Begin
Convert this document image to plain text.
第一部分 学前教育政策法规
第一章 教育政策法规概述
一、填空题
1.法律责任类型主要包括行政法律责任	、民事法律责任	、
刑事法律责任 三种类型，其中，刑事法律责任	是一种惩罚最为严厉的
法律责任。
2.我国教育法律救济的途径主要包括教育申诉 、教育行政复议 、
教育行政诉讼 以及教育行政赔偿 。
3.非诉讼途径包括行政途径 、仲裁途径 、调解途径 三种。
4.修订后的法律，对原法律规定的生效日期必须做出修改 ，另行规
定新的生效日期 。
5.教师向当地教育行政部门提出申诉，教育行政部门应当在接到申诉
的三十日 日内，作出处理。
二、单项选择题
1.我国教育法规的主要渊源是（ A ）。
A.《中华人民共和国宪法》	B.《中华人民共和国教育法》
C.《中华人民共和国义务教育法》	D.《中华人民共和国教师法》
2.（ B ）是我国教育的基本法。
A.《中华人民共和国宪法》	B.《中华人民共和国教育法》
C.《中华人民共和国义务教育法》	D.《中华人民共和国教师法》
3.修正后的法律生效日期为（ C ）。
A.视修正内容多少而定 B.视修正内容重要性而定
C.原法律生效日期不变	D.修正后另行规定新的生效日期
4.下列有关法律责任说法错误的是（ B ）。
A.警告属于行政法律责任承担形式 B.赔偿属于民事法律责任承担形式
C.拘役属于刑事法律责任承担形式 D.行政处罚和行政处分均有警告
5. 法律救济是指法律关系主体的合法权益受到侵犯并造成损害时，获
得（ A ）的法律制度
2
End
**Problem requirements**
Quote each line above in full, word for word.

**Completed exercise**
Convert this document image to plain text.
第一部分 学前教育政策法规
第一章 教育政策法规概述
一、填空题
1.法律责任类型主要包括行政法律责任	、民事法律责任	、
刑事法律责任 三种类型，其中，刑事法律责任	是一种惩罚最为严厉的
法律责任。
2.我国教育法律救济的途径主要包括教育申诉 、教育行政复议 、
教育行政诉讼 以及教育行政赔偿 。
3.非诉讼途径包括行政途径 、仲裁途径 、调解途径 三种。
4.修订后的法律，对原法律规定的生效日期必须做出修改 ，另行规
定新的生效日期 。
5.教师向当地教育行政部门提出申诉，教育行政部门应当在接到申诉
的三十日 日内，作出处理。
二、单项选择题
1.我国教育法规的主要渊源是（ A ）。
A.《中华人民共和国宪法》	B.《中华人民共和国教育法》
C.《中华人民共和国义务教育法》	D.《中华人民共和国教师法》
2.（ B ）是我国教育的基本法。
A.《中华人民共和国宪法》	B.《中华人民共和国教育法》
C.《中华人民共和国义务教育法》	D.《中华人民共和国教师法》
3.修正后的法律生效日期为（ C ）。
A.视修正内容多少而定 B.视修正内容重要性而定
C.原法律生效日期不变	D.修正后另行规定新的生效日期
4.下列有关法律责任说法错误的是（ B ）。
A.警告属于行政法律责任承担形式 B.赔偿属于民事法律责任承担形式
C.拘役属于刑事法律责任承担形式 D.行政处罚和行政处分均有警告
5. 法律救济是指法律关系主体的合法权益受到侵犯并造成损害时，获
得（ A ）的法律制度
2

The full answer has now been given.